# PROBLEM STATEMENT:
Every line with the string "Kroupa" should be gathered.

# RAW DATA:
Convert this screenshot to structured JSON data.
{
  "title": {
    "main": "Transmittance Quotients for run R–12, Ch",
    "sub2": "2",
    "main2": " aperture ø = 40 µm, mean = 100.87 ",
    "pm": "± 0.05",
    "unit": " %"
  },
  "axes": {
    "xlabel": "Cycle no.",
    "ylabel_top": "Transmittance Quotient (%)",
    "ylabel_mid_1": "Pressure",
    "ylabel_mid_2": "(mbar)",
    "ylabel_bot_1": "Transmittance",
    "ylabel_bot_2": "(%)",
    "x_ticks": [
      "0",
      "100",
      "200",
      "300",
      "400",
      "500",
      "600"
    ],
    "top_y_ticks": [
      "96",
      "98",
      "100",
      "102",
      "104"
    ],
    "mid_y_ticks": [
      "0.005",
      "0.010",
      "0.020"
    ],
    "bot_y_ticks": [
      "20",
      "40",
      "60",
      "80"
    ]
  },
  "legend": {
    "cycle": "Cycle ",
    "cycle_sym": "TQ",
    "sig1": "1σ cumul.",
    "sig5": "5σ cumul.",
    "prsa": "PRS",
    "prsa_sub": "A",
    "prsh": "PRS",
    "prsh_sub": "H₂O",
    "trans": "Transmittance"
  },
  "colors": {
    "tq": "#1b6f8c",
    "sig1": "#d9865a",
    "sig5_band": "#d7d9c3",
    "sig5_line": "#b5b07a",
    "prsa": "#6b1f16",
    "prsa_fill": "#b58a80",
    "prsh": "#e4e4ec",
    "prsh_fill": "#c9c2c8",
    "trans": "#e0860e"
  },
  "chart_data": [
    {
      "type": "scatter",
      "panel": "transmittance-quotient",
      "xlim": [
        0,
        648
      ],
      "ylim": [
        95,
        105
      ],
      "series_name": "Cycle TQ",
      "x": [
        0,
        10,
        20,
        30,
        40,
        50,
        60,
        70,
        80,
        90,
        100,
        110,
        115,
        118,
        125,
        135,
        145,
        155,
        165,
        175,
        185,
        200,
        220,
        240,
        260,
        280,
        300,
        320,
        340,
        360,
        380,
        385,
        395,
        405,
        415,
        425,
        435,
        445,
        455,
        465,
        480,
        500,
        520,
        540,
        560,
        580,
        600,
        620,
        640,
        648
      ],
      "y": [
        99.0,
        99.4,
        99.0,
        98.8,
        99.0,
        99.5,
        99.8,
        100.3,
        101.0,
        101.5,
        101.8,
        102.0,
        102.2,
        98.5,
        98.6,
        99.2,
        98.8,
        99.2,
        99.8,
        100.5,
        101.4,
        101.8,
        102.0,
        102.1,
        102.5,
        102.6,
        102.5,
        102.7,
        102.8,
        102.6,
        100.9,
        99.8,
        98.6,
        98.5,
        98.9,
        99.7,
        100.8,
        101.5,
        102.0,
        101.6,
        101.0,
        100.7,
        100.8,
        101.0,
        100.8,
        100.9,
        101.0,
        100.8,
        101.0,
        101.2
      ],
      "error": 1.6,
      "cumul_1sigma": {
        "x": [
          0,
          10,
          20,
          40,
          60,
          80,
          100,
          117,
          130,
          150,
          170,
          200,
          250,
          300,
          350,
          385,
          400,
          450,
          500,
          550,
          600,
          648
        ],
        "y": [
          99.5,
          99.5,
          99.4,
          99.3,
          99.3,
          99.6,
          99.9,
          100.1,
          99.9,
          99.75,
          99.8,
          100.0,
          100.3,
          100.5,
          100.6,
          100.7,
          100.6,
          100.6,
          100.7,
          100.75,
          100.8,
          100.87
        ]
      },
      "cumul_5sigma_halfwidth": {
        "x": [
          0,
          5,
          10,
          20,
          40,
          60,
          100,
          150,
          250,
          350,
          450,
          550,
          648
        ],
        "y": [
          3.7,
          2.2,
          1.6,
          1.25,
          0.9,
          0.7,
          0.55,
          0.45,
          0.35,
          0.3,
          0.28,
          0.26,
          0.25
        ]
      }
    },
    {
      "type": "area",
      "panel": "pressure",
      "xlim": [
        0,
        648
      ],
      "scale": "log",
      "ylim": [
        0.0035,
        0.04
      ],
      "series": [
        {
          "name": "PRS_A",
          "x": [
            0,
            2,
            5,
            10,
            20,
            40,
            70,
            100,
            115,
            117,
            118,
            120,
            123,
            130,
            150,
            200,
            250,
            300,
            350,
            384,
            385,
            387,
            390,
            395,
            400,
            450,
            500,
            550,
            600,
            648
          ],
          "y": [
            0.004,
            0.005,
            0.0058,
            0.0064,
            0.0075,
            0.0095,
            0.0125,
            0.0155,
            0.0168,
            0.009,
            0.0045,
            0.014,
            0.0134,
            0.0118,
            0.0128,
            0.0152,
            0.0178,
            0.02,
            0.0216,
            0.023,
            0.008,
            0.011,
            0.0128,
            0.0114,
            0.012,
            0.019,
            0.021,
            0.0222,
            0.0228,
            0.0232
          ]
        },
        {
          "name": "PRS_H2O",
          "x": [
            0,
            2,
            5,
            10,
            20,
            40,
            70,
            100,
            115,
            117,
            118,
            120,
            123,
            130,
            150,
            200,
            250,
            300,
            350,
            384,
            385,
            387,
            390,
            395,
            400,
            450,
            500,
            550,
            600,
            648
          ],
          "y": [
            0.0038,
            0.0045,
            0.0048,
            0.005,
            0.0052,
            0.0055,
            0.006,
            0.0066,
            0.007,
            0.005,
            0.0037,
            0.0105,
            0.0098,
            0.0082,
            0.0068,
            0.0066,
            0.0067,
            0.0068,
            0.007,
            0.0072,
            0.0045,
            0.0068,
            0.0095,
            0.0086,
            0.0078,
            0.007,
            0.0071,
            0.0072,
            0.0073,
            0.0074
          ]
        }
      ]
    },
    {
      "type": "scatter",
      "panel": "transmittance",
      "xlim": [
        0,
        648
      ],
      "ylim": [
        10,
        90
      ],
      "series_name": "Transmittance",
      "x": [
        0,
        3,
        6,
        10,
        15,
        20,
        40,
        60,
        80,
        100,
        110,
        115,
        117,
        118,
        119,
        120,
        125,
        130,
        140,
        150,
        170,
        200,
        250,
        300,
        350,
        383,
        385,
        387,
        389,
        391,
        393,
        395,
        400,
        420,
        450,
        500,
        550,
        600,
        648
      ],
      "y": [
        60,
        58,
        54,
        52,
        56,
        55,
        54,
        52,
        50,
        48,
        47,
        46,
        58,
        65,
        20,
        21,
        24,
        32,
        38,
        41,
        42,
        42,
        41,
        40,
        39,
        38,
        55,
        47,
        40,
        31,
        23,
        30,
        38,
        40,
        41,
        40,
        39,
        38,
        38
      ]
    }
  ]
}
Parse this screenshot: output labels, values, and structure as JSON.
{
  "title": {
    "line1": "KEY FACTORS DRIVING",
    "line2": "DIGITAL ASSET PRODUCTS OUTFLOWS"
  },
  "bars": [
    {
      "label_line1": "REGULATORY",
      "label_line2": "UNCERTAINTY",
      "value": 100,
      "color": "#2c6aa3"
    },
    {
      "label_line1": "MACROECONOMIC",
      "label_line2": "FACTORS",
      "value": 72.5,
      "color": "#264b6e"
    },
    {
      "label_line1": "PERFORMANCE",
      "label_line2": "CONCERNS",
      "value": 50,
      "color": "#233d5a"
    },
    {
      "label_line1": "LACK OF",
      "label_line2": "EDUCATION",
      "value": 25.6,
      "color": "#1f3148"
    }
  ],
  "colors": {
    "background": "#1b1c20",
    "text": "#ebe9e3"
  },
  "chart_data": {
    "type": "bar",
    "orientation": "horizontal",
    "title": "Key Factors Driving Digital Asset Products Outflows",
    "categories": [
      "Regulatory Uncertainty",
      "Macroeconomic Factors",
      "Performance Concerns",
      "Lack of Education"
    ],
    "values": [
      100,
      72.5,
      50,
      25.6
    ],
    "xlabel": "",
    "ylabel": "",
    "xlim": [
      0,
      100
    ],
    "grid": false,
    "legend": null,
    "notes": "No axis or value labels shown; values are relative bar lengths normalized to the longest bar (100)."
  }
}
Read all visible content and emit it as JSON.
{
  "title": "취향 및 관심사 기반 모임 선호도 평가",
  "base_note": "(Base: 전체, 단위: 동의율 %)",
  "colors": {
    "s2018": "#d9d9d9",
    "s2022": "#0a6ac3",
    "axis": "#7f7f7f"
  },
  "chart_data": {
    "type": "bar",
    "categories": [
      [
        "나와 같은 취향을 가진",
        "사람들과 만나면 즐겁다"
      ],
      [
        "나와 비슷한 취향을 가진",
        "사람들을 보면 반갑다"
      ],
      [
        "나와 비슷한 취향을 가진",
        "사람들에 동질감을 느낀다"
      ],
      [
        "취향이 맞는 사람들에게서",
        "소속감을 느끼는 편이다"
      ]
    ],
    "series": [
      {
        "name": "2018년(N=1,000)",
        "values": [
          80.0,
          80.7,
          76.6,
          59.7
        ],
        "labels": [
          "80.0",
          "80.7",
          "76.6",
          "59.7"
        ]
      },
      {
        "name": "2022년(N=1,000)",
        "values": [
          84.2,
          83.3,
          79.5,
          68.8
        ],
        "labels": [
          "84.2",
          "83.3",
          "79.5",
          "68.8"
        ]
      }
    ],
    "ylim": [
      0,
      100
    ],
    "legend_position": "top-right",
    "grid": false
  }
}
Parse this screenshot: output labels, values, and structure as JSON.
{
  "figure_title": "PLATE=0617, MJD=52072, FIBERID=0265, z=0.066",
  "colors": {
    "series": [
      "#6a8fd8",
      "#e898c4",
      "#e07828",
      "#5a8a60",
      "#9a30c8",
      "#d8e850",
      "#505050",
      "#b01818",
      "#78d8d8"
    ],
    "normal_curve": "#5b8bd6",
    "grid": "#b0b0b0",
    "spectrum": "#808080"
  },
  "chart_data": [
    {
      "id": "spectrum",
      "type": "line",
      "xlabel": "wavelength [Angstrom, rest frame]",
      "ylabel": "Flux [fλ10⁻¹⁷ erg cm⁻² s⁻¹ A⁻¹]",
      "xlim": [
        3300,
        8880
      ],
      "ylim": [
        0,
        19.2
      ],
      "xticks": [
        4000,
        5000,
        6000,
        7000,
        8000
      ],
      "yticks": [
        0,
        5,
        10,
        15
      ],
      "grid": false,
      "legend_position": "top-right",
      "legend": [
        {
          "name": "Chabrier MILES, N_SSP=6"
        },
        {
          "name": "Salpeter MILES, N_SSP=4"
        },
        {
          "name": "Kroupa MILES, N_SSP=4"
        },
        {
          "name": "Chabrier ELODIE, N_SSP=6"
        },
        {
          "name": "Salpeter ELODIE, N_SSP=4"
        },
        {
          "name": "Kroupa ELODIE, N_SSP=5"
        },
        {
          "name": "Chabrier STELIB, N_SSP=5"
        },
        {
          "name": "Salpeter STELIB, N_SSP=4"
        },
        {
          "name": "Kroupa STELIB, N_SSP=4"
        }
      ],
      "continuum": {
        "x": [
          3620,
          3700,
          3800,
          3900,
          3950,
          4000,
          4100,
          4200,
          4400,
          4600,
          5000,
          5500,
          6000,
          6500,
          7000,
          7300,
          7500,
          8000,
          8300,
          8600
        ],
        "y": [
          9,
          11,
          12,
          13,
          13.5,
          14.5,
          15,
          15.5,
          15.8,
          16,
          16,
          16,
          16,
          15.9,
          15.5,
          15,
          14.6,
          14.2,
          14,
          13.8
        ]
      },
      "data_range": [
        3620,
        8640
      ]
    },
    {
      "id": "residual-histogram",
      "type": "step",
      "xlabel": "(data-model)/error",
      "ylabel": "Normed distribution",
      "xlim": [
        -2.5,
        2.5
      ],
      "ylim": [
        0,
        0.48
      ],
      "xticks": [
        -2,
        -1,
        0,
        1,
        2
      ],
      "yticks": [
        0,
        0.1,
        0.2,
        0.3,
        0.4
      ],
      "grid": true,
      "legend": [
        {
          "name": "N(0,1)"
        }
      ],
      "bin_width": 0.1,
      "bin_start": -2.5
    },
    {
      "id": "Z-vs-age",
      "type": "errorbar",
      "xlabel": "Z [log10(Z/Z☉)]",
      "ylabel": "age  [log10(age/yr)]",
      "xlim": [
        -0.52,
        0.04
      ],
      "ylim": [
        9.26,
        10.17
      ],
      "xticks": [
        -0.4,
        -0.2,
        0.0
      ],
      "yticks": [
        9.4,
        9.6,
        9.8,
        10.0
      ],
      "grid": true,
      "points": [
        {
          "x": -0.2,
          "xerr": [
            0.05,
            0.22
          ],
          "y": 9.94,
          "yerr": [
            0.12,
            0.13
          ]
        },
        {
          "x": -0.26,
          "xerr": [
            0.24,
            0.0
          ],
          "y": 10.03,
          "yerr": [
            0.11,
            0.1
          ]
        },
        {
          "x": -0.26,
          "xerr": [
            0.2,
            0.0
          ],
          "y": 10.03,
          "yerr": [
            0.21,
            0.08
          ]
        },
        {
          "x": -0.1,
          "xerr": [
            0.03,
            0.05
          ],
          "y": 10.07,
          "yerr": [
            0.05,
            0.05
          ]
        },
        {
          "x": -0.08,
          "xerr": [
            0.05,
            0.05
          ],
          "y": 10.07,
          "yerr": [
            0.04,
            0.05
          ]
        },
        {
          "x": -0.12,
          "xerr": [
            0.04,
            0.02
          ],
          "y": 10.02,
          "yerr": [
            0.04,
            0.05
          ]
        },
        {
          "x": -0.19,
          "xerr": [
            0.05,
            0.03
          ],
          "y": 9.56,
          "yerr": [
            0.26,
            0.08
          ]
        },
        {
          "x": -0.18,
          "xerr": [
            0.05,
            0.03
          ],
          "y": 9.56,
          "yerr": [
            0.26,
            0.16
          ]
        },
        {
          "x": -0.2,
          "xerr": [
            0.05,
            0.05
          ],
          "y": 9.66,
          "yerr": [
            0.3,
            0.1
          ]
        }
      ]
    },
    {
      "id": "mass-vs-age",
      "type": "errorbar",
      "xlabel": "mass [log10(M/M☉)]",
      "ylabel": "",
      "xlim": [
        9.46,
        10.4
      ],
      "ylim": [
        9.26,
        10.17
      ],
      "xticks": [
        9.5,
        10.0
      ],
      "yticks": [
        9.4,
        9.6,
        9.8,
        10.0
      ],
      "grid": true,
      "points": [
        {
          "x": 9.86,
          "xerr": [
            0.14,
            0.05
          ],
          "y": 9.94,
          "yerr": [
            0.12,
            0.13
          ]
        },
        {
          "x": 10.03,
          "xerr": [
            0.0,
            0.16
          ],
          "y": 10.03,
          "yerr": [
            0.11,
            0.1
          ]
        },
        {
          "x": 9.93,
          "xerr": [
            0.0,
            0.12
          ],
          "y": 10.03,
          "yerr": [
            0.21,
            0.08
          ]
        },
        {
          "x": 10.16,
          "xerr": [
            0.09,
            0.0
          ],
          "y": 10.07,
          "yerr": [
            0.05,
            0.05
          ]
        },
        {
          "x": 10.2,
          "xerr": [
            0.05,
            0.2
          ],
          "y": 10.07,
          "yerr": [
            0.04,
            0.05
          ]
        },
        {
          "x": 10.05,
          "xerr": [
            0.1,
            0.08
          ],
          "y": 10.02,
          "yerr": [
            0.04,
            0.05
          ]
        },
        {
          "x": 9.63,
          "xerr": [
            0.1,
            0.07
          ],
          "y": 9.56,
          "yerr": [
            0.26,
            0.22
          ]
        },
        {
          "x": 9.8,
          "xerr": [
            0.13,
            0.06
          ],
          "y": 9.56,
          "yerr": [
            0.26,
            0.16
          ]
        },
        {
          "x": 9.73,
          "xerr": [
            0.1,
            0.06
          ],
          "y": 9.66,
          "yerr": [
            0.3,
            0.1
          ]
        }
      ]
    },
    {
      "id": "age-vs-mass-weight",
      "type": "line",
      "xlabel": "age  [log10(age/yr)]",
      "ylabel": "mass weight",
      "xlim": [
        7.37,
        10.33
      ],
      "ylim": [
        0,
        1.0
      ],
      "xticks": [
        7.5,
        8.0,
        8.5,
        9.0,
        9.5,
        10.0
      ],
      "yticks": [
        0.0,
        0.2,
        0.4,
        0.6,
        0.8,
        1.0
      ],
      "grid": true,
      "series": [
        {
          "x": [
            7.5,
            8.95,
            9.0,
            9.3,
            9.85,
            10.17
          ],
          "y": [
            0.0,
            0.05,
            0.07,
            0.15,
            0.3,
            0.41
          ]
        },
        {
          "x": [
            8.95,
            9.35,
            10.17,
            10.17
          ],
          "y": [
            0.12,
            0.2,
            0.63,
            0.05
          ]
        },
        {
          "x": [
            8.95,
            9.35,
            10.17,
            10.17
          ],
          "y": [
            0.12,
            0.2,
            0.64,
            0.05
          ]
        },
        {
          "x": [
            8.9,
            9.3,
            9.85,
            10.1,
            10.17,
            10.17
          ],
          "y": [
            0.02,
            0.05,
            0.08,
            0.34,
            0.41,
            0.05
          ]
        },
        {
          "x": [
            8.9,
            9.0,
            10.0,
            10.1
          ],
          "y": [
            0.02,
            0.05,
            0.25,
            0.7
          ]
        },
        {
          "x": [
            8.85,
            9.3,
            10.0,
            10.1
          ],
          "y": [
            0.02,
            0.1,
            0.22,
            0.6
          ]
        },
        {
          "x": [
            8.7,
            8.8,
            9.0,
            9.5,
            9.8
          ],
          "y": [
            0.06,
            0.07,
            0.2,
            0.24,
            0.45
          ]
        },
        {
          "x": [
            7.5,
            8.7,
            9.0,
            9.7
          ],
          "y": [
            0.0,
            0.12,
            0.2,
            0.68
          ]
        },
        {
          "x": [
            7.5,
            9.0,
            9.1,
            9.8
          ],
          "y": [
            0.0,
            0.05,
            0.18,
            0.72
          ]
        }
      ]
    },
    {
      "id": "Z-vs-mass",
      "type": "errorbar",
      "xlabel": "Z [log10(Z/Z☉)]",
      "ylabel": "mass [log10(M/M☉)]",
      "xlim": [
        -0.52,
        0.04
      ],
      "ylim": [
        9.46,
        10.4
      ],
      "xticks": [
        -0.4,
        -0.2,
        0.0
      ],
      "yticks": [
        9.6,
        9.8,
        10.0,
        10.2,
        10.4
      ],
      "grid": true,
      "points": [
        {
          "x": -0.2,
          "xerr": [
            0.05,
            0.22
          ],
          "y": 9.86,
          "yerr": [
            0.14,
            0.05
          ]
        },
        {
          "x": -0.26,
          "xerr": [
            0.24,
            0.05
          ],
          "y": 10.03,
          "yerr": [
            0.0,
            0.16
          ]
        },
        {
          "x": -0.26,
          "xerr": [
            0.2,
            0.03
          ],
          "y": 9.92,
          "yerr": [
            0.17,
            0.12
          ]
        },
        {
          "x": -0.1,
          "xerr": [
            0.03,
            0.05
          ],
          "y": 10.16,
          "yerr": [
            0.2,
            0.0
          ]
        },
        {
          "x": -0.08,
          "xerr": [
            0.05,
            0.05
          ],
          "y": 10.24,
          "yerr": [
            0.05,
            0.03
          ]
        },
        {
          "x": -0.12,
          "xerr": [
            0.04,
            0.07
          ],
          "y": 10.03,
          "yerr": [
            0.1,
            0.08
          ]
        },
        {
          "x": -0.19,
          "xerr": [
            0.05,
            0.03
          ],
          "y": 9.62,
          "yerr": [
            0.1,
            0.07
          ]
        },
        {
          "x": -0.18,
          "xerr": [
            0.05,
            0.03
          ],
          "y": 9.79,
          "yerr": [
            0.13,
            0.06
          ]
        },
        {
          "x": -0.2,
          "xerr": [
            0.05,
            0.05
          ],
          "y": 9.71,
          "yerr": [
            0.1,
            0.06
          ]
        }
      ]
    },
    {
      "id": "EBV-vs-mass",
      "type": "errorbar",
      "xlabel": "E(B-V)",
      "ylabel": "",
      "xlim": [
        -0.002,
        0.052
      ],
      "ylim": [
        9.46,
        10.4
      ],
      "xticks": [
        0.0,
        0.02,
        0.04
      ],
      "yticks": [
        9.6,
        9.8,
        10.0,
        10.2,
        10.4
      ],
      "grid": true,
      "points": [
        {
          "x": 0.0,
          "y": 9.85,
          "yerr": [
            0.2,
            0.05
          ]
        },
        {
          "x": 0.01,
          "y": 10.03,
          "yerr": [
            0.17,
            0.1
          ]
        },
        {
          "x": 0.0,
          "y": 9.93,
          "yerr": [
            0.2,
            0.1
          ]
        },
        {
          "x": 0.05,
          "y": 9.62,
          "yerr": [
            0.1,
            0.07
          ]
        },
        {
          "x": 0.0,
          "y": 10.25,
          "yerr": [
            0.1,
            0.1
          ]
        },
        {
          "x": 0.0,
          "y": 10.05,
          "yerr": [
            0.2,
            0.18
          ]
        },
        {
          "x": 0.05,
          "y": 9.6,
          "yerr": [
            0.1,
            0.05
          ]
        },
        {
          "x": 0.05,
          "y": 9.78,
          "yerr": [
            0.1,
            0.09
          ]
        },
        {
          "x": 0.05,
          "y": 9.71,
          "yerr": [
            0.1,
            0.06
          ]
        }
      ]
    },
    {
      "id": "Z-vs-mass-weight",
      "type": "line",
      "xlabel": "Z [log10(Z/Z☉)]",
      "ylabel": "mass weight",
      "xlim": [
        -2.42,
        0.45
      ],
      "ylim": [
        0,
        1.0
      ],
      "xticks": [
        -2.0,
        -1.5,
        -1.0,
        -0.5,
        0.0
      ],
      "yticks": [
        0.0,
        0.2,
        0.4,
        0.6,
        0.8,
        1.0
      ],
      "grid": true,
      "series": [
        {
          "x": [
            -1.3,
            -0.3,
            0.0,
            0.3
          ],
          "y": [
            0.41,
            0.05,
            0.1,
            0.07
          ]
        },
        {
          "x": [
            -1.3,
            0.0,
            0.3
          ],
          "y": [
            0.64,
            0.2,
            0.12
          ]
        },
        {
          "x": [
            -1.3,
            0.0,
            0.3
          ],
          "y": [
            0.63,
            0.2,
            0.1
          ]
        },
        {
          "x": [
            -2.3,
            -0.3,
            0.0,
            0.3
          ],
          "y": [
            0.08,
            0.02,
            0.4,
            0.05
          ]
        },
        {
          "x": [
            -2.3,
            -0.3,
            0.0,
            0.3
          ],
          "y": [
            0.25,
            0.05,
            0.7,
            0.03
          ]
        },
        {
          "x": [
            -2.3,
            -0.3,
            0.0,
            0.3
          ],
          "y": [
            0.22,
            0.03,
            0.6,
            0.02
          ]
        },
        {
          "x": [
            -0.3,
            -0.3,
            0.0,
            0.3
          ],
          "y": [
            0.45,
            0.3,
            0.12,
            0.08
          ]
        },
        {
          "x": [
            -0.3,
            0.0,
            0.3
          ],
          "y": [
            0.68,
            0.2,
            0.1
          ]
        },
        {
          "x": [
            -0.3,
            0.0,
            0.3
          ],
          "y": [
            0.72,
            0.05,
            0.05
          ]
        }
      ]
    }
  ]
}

# REPLY:
          "name": "Kroupa MILES, N_SSP=4"
          "name": "Kroupa ELODIE, N_SSP=5"
          "name": "Kroupa STELIB, N_SSP=4"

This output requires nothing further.